--- The input ---

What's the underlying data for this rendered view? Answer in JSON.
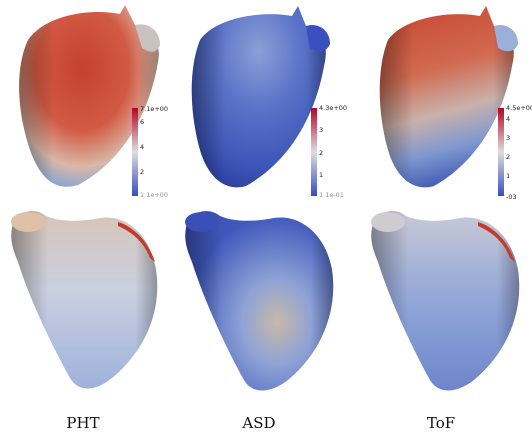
{
  "columns": [
    {
      "label": "PHT",
      "colorbar": {
        "max_label": "7.1e+00",
        "ticks": [
          "6",
          "4",
          "2"
        ],
        "min_label": "1.1e+00"
      }
    },
    {
      "label": "ASD",
      "colorbar": {
        "max_label": "4.3e+00",
        "ticks": [
          "3",
          "2",
          "1"
        ],
        "min_label": "1.1e-01"
      }
    },
    {
      "label": "ToF",
      "colorbar": {
        "max_label": "4.5e+00",
        "ticks": [
          "4",
          "3",
          "2",
          "1"
        ],
        "min_label": "-03"
      }
    }
  ],
  "colormap": {
    "low": "#3b4cc0",
    "mid": "#dddddd",
    "high": "#b40426"
  }
}
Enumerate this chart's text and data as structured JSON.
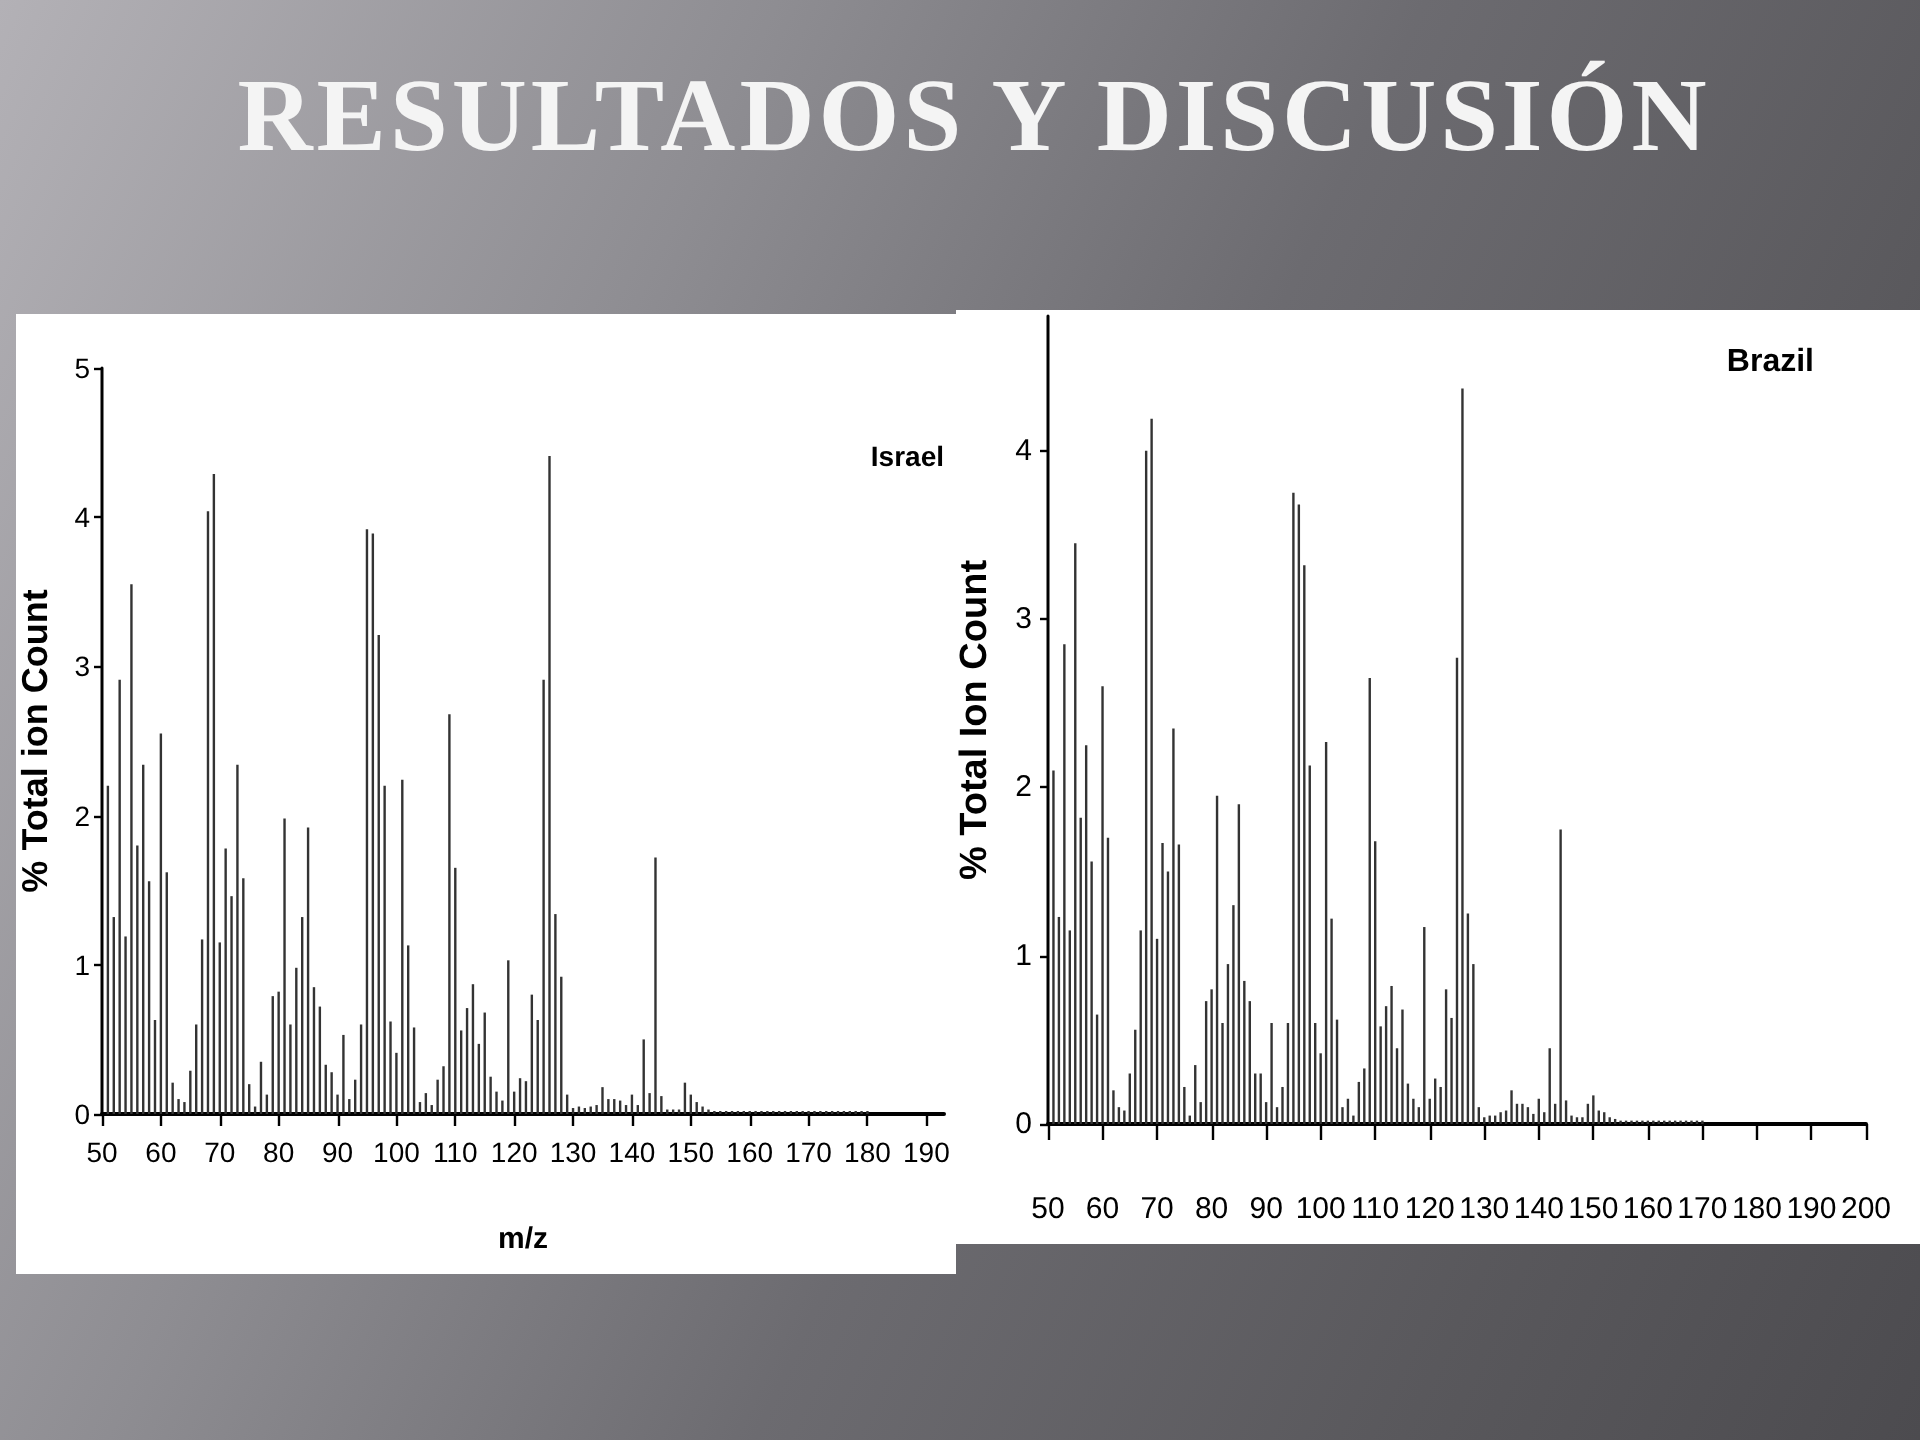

---

Exercise objective =
Omit any images, then output the listing exactly.

Correct result =
What's the underlying data for this rendered view? Answer in JSON.
{
  "columns": [
    {
      "label": "PHT",
      "colorbar": {
        "max_label": "7.1e+00",
        "ticks": [
          "6",
          "4",
          "2"
        ],
        "min_label": "1.1e+00"
      }
    },
    {
      "label": "ASD",
      "colorbar": {
        "max_label": "4.3e+00",
        "ticks": [
          "3",
          "2",
          "1"
        ],
        "min_label": "1.1e-01"
      }
    },
    {
      "label": "ToF",
      "colorbar": {
        "max_label": "4.5e+00",
        "ticks": [
          "4",
          "3",
          "2",
          "1"
        ],
        "min_label": "-03"
      }
    }
  ],
  "colormap": {
    "low": "#3b4cc0",
    "mid": "#dddddd",
    "high": "#b40426"
  }
}
Enumerate this chart's text and data as structured JSON.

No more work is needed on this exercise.